▶ TASK DESCRIPTION: Check each line of the listing for the string "analog", count the lines that have it, and answer with that number only.

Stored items
────────
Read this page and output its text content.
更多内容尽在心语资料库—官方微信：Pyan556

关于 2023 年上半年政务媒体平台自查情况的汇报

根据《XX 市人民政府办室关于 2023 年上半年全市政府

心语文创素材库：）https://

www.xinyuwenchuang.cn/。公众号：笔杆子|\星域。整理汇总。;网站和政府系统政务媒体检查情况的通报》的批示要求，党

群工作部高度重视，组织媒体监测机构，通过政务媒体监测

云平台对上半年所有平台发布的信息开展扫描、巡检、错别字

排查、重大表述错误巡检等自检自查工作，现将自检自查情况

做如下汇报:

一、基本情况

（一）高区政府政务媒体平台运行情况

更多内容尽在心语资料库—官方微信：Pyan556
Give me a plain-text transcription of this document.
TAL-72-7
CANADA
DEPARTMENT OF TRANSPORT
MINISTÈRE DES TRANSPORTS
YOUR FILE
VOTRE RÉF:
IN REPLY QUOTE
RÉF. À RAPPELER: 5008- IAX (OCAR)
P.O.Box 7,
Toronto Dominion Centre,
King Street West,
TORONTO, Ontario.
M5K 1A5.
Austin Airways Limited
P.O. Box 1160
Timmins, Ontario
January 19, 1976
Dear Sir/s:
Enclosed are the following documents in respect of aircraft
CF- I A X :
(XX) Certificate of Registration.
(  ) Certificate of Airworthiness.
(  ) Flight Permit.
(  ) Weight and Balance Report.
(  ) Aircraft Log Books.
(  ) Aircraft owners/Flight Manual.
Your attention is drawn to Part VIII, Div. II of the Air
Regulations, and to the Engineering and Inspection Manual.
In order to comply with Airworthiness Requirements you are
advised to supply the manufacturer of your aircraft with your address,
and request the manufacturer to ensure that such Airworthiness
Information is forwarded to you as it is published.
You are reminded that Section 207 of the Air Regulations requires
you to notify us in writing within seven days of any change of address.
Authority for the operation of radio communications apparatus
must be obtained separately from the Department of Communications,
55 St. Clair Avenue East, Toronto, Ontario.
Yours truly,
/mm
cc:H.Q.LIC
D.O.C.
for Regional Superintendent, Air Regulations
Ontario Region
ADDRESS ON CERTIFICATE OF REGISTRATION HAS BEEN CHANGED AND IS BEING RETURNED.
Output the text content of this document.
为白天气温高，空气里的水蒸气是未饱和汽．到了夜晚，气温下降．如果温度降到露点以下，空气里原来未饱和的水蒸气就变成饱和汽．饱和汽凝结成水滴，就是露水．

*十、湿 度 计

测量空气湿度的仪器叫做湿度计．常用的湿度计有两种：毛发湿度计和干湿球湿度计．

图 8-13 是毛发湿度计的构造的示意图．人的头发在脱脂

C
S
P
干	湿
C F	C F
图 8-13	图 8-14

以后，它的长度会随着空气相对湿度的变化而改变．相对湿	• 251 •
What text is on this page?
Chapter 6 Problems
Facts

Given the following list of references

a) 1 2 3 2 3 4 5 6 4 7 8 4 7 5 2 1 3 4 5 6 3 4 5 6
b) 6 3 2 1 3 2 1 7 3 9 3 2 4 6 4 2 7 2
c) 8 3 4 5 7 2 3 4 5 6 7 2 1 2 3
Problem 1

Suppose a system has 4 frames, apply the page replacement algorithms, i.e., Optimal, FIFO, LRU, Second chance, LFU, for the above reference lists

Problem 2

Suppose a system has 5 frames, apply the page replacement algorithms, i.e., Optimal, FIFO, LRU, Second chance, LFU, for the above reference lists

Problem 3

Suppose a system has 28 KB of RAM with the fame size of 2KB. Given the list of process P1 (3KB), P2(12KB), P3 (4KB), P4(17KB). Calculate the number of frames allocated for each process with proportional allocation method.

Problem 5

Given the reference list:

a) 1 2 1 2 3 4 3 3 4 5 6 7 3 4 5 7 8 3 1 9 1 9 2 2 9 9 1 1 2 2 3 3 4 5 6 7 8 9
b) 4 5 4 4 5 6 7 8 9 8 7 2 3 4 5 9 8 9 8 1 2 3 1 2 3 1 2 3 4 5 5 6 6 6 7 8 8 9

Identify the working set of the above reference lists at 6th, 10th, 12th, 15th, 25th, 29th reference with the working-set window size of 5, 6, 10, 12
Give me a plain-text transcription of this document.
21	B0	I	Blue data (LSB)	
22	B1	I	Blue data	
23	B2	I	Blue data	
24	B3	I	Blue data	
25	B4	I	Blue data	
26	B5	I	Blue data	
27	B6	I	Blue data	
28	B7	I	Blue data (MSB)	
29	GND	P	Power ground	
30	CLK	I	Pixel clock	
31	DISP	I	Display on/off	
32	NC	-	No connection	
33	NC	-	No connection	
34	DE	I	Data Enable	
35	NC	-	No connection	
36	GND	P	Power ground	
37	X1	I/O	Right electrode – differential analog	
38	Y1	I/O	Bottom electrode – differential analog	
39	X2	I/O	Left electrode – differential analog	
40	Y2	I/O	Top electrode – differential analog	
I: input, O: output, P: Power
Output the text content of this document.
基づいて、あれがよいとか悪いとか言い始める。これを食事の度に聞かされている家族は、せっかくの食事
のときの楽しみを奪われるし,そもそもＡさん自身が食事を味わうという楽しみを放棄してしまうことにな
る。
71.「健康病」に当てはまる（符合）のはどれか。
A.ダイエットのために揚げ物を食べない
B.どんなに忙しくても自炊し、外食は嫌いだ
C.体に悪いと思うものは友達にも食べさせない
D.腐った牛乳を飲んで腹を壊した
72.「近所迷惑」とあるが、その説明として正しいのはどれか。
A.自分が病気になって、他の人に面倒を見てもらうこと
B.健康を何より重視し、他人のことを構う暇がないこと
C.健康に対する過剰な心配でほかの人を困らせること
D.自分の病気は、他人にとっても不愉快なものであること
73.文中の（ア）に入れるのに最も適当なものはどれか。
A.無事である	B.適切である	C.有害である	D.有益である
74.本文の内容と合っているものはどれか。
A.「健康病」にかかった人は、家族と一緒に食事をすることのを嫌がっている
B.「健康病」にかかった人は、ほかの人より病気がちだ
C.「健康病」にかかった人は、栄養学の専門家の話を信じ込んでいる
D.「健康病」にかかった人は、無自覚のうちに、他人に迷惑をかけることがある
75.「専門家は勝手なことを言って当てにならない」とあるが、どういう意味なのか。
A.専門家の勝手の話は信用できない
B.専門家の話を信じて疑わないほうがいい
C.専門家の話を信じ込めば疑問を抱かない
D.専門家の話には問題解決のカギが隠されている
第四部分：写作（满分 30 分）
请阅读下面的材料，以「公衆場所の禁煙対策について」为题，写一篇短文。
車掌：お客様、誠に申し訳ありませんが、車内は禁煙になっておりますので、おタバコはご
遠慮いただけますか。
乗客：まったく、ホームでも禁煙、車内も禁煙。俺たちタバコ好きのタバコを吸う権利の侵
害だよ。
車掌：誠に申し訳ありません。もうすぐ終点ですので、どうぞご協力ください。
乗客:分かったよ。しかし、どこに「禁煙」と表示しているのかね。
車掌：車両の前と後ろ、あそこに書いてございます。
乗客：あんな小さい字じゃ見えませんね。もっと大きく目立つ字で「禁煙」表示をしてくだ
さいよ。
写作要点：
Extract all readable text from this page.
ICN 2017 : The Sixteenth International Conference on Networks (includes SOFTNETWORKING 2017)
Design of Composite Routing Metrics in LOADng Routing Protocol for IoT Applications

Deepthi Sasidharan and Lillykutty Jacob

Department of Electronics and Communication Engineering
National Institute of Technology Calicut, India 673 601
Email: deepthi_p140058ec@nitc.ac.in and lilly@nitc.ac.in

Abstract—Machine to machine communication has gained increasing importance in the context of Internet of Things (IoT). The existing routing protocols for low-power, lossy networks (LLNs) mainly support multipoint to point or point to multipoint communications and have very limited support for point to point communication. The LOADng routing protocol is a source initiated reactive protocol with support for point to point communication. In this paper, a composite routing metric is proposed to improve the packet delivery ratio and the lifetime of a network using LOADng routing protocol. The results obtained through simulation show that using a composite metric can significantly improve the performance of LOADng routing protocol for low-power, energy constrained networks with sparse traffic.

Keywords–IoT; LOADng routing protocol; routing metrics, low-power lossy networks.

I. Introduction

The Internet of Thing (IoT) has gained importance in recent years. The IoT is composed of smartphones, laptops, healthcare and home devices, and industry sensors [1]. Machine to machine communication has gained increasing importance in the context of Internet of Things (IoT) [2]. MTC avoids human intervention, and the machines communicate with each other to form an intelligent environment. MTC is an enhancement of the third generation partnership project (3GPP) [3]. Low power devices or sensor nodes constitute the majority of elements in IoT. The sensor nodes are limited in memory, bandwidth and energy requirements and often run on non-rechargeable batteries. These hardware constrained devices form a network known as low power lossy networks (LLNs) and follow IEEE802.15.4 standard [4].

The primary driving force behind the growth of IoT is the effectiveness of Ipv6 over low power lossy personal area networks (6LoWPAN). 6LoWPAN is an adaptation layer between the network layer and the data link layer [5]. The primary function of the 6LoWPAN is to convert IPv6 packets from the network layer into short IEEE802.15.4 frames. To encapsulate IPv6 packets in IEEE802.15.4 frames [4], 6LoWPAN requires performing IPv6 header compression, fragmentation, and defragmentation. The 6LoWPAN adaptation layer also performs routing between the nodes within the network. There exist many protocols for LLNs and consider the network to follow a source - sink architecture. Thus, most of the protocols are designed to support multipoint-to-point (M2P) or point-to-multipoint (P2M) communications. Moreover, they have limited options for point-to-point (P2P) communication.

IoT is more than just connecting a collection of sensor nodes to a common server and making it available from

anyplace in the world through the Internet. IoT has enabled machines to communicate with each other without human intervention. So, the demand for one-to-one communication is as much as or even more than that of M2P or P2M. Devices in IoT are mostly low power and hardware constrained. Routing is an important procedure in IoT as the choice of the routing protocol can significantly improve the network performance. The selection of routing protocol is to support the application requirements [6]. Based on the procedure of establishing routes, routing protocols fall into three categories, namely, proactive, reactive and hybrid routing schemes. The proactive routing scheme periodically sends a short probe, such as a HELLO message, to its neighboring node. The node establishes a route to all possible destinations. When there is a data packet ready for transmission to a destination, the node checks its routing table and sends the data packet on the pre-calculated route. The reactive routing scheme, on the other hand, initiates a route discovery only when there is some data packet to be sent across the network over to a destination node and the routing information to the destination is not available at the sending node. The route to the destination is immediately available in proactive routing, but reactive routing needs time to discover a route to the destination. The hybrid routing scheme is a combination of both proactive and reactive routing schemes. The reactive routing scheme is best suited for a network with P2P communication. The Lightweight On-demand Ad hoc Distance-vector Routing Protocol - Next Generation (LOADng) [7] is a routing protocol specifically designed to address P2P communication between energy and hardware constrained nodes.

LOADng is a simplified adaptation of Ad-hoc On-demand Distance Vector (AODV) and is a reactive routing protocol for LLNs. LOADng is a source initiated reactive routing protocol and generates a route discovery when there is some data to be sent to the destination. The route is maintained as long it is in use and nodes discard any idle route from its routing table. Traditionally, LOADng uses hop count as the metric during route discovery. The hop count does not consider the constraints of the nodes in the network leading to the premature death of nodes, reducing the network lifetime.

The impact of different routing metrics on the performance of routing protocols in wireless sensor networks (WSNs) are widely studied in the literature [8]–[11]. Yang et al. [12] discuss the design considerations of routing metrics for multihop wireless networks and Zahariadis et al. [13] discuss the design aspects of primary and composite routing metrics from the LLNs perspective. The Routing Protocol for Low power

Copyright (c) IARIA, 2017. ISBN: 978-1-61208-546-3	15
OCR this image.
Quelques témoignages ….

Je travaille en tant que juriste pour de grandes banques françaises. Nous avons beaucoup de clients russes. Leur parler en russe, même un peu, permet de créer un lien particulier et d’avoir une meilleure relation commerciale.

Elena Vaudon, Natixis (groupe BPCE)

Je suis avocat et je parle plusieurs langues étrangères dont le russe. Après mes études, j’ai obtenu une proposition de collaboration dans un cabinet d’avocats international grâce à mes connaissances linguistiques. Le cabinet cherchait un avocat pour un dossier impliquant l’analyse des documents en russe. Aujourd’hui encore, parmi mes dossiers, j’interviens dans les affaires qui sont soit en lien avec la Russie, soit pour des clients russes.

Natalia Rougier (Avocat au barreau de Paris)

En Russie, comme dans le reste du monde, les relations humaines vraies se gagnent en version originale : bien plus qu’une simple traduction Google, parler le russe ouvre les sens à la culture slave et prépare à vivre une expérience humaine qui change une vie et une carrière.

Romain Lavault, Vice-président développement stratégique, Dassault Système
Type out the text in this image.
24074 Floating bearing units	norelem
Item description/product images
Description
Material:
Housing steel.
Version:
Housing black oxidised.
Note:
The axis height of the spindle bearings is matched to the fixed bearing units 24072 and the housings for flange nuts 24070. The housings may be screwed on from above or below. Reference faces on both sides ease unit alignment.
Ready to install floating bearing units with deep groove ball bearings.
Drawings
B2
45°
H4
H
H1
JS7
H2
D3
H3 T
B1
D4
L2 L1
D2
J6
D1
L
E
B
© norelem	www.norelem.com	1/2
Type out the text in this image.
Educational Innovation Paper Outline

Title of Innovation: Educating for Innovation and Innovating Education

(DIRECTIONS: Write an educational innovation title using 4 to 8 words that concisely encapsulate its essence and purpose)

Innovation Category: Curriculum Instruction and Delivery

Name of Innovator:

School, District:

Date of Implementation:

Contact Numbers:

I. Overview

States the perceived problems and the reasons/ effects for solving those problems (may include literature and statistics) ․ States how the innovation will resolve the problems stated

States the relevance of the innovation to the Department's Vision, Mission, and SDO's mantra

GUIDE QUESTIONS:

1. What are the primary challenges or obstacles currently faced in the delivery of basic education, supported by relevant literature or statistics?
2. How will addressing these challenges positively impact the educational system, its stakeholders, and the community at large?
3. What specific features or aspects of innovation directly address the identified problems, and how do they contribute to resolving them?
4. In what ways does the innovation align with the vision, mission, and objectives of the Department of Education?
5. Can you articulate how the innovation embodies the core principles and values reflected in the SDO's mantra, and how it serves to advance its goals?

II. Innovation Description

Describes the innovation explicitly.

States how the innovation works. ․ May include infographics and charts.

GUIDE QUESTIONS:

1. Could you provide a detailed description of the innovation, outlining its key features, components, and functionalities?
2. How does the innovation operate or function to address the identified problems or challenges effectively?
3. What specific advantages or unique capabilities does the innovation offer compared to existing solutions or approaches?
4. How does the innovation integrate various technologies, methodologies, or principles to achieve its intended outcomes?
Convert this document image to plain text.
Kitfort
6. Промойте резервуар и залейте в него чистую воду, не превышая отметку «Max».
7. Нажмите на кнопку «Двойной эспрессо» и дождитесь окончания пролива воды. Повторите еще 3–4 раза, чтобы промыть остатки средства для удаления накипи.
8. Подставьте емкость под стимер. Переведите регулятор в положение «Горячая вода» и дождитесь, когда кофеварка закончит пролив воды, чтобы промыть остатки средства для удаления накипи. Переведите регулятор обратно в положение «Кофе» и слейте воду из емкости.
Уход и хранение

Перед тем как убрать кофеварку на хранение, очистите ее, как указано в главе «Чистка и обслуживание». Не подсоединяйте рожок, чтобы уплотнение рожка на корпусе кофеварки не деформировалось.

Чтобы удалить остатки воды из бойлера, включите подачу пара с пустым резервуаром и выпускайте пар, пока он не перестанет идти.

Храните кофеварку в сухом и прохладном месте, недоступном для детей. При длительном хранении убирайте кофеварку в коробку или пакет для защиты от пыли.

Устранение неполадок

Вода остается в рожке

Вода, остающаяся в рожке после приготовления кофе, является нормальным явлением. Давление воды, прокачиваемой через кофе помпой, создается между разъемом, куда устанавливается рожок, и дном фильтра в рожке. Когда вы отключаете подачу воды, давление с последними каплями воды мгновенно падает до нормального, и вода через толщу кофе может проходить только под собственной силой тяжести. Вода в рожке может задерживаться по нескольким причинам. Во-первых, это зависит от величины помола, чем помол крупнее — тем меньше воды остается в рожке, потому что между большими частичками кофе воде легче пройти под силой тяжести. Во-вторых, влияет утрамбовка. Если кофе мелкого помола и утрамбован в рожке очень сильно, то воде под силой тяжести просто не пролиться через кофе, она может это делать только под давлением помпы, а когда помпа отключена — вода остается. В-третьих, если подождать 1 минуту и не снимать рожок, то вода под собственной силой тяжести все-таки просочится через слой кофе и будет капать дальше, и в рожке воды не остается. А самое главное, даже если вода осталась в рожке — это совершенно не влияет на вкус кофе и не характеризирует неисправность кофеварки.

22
────────
▶ COMPLETED TASK: 4